== Trecho do texto

Kevin O ChrisDivulgação

Rio - Kevin O Chris se consolidou como um dos grandes nomes do funk e recentemente voltou ao topo das paradas com "Tá OK", música em parceria com Dennis DJ. O cantor se orgulha da trajetória que construiu e relembra as dificuldades que enfrentou no início da carreira, quando tocava nos bailes de comunidades do Rio. "O pai não para", dispara o artista, ao ser questionado sobre seus planos para o futuro. 
Kevin, como você avalia a sua carreira até o momento?
Meu início no funk começou lá de baixo. Eu era moleque, tocava nos bailes de favela, ainda como DJ. Fui acreditando no meu trampo, em Deus, e as coisas foram acontecendo. Não é uma trajetória fácil, quem trabalha com o funk sabe do que eu estou falando. As oportunidades não aparecem pra gente, temos que correr muito atrás e tudo o que eu conquistei foi graças a isso.
Você esperava que a música "Tá OK" ia fazer tanto sucesso?

A gente nunca sabe quando o som vai estourar, mas algumas músicas tem essa expectativa desde o estúdio e foi assim com 'Tá OK'. Eu já tinha lançado um projeto inteiro que resgata essa essência do funk, o Dennis tem um monte de hits com esse tamborzão e foi fluindo. Um som que mistura o Kevin O Chris, a melodia no estilo que costumo fazer, com o "toma toma" pra dar a liga.

Como foi se apresentar fora do Brasil? A recepção do público lá fora é diferente?

O público lá da gringa abraça demais nosso som de favela. Estamos conseguindo levar o funk pra fora do Brasil com muito respeito e conquistando a galera de verdade. Me deixa felizão subir em um palco com a pista lotada de gente que não conhece nossa cultura das comunidades, mas que é contagiada pela energia do "tamborzão".

Você lançou músicas com grandes nomes como Anitta. Como foi para você essa experiência?

A Anitta é braba demais. Ela representa muito para a história do nosso funk, está estourada demais no mundo todo e, além de enaltecer nossa cultura, sempre deu muita moral pro meu trampo. Só gratidão que tenho por ela.

====
== Material extraído

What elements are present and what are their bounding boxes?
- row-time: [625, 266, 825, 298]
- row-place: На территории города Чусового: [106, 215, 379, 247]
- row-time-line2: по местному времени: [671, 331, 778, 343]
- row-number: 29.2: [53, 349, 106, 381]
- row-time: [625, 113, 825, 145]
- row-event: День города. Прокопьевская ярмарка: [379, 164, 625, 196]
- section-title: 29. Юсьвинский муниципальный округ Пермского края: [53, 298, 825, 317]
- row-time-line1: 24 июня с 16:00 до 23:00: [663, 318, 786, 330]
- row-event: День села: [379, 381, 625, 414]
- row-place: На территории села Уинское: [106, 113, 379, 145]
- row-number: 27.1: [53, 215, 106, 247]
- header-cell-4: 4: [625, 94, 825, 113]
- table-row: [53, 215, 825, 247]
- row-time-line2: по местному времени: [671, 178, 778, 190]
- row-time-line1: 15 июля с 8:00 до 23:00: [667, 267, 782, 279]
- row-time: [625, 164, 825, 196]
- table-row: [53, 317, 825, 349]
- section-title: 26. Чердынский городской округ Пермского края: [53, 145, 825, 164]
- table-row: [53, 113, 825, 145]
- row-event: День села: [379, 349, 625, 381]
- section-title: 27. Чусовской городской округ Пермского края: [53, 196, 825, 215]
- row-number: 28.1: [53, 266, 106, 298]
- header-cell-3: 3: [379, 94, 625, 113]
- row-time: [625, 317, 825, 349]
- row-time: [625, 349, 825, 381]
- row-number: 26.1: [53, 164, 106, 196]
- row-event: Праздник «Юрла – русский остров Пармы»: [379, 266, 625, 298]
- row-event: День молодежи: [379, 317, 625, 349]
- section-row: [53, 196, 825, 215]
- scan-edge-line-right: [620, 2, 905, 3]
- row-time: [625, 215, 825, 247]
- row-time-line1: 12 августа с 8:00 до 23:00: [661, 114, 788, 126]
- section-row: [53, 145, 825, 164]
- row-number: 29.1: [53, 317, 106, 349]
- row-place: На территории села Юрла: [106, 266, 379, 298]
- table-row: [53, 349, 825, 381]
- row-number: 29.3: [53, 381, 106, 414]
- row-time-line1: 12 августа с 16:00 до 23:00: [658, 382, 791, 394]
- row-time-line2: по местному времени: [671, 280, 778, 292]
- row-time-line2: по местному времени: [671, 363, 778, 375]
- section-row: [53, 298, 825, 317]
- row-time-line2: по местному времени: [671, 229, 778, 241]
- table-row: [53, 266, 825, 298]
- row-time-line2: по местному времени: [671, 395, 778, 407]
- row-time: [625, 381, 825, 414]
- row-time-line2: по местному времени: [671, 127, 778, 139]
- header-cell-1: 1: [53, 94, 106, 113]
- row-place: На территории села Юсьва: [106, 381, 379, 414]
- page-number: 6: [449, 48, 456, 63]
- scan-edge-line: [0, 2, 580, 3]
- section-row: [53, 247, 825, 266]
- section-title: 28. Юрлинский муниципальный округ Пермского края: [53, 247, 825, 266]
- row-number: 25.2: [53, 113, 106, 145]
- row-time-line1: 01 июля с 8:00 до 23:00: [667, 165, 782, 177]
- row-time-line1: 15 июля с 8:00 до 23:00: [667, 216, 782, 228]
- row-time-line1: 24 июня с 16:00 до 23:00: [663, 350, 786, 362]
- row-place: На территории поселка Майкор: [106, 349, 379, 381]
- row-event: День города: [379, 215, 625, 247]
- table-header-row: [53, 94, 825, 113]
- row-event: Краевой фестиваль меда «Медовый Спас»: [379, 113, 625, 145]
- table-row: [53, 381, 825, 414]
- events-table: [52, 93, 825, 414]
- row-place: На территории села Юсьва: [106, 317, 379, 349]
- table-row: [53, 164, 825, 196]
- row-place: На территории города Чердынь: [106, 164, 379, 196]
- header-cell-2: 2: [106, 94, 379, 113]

====

### Tarefa proposta A:
Responda às perguntas abaixo com base na entrevista com Kevin O Chris.
(i) Com quem Kevin O Chris fez a música "Tá OK"?
(ii) Onde ele tocava no início da carreira, e em que função?
(iii) Que artista ele diz que sempre deu muita moral para o trabalho dele?
### Tarefa proposta B:
Transcreva da entrevista com Kevin O Chris, sem nenhuma alteração, o trecho que começa nas palavras "Rio - Kevin" e termina depois de "até o momento?".
### Tarefa proposta C:
Retome a entrevista com Kevin O Chris a partir do ponto em que ela para.

### Resultado da tarefa A:
(i) Com Dennis DJ.
(ii) Nos bailes de favela, ainda como DJ.
(iii) Anitta.

### Resultado da tarefa B:
Rio - Kevin O Chris se consolidou como um dos grandes nomes do funk e recentemente voltou ao topo das paradas com "Tá OK", música em parceria com Dennis DJ. O cantor se orgulha da trajetória que construiu e relembra as dificuldades que enfrentou no início da carreira, quando tocava nos bailes de comunidades do Rio. "O pai não para", dispara o artista, ao ser questionado sobre seus planos para o futuro. 
Kevin, como você avalia a sua carreira até o momento?

### Resultado da tarefa C:
Com quais nomes ainda gostaria de trabalhar?

Tem muito artista brabo lá fora que eu tenho vontade de mostrar o funk, uma galera daqui que está começando... Eu curto demais trabalhar com diferentes estilos, com todo tipo de artista. A música tem isso, quanto mais junta, mais brabo fica.

Sua faixa “Tipo Gin” repercutiu bastante nas redes sociais quando foi lançada, com mais de 600 milhões de visualizações no TikTok. Como você se sente com esses números?

O estouro de "Tipo Gin" foi muito importante pra minha carreira. O que pouca gente sabe é que minha principal inspiração pra compor essa música foi Deus. Eu estava numa fase bad, não conseguia compor nada e esse som surgiu me mostrando que Deus é gigante, que coisas boas acontecem com quem acredita e tem um propósito.

E o que o público pode esperar de novidades para a carreira?

Tem muita coisa braba vindo. Algumas a galera já sabe, meu som está estourado, ficamos no topo das paradas de música por mais de um mês direto. Eu venho resgatando o tamborzão raiz mesmo, 130 BPM, relíquia. A galera tem curtido demais e pode esperar muito mais.

Pela primeira vez, em 2023, o funk ocupou uma posição no Top 3 das músicas mais ouvidas do Brasil, com você entre as cantores que caíram no gosto do público. O que isso representa?

Representa demais. O funk sempre sofreu muito preconceito e isso só mostra que aos poucos estamos ganhando espaço. Então, só tenho a agradecer a Deus por poder fazer história, não só para a minha carreira, mas para todo esse movimento que contagia todo mundo.
Você pode adiantar quais são os seus próximos projetos? Ainda tem lançamentos para 2023?

Com certeza, graças a Deus! Já tenho muita coisa engatilhada pra sair, o pai não para, com o meu estúdio que construí lá em casa, já recebi uma galera e fizemos muito som para vocês.

Como vê o movimento do funk atualmente?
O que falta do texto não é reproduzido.